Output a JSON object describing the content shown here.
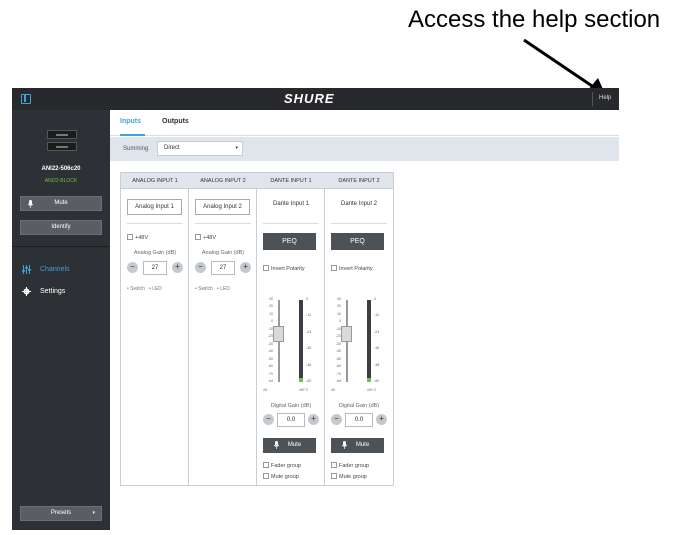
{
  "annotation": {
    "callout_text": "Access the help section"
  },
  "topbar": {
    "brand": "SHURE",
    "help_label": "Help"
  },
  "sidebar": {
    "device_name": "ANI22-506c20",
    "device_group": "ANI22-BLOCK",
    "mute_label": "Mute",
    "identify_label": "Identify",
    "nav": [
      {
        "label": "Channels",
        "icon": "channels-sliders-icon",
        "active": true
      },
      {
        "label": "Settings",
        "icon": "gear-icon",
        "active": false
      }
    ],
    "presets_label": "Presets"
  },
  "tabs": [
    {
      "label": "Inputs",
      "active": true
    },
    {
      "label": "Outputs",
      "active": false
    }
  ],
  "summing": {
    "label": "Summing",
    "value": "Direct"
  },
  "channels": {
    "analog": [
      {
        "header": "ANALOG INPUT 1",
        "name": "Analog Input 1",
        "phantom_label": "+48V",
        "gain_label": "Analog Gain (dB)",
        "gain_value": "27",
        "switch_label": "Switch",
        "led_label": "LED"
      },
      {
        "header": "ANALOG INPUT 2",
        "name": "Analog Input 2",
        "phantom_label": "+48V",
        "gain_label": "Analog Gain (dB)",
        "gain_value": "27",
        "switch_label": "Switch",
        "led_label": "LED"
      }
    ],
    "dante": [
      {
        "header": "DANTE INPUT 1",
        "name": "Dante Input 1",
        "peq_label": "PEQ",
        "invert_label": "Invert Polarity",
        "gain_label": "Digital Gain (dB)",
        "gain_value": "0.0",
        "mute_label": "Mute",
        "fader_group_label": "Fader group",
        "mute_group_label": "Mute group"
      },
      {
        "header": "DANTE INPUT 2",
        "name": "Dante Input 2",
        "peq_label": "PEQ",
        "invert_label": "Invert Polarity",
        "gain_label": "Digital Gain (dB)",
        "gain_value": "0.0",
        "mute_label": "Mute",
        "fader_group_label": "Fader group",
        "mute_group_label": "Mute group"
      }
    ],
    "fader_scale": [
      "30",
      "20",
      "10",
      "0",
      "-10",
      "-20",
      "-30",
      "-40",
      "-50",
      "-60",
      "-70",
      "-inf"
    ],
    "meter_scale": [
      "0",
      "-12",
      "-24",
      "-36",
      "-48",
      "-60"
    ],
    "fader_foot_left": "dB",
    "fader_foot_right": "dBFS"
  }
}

→ **Short task**
Restate every record exactly, please; do not copy the pictures.

→ **Output for this task**
Output a JSON object describing the content shown here.
{
  "annotation": {
    "callout_text": "Access the help section"
  },
  "topbar": {
    "brand": "SHURE",
    "help_label": "Help"
  },
  "sidebar": {
    "device_name": "ANI22-506c20",
    "device_group": "ANI22-BLOCK",
    "mute_label": "Mute",
    "identify_label": "Identify",
    "nav": [
      {
        "label": "Channels",
        "icon": "channels-sliders-icon",
        "active": true
      },
      {
        "label": "Settings",
        "icon": "gear-icon",
        "active": false
      }
    ],
    "presets_label": "Presets"
  },
  "tabs": [
    {
      "label": "Inputs",
      "active": true
    },
    {
      "label": "Outputs",
      "active": false
    }
  ],
  "summing": {
    "label": "Summing",
    "value": "Direct"
  },
  "channels": {
    "analog": [
      {
        "header": "ANALOG INPUT 1",
        "name": "Analog Input 1",
        "phantom_label": "+48V",
        "gain_label": "Analog Gain (dB)",
        "gain_value": "27",
        "switch_label": "Switch",
        "led_label": "LED"
      },
      {
        "header": "ANALOG INPUT 2",
        "name": "Analog Input 2",
        "phantom_label": "+48V",
        "gain_label": "Analog Gain (dB)",
        "gain_value": "27",
        "switch_label": "Switch",
        "led_label": "LED"
      }
    ],
    "dante": [
      {
        "header": "DANTE INPUT 1",
        "name": "Dante Input 1",
        "peq_label": "PEQ",
        "invert_label": "Invert Polarity",
        "gain_label": "Digital Gain (dB)",
        "gain_value": "0.0",
        "mute_label": "Mute",
        "fader_group_label": "Fader group",
        "mute_group_label": "Mute group"
      },
      {
        "header": "DANTE INPUT 2",
        "name": "Dante Input 2",
        "peq_label": "PEQ",
        "invert_label": "Invert Polarity",
        "gain_label": "Digital Gain (dB)",
        "gain_value": "0.0",
        "mute_label": "Mute",
        "fader_group_label": "Fader group",
        "mute_group_label": "Mute group"
      }
    ],
    "fader_scale": [
      "30",
      "20",
      "10",
      "0",
      "-10",
      "-20",
      "-30",
      "-40",
      "-50",
      "-60",
      "-70",
      "-inf"
    ],
    "meter_scale": [
      "0",
      "-12",
      "-24",
      "-36",
      "-48",
      "-60"
    ],
    "fader_foot_left": "dB",
    "fader_foot_right": "dBFS"
  }
}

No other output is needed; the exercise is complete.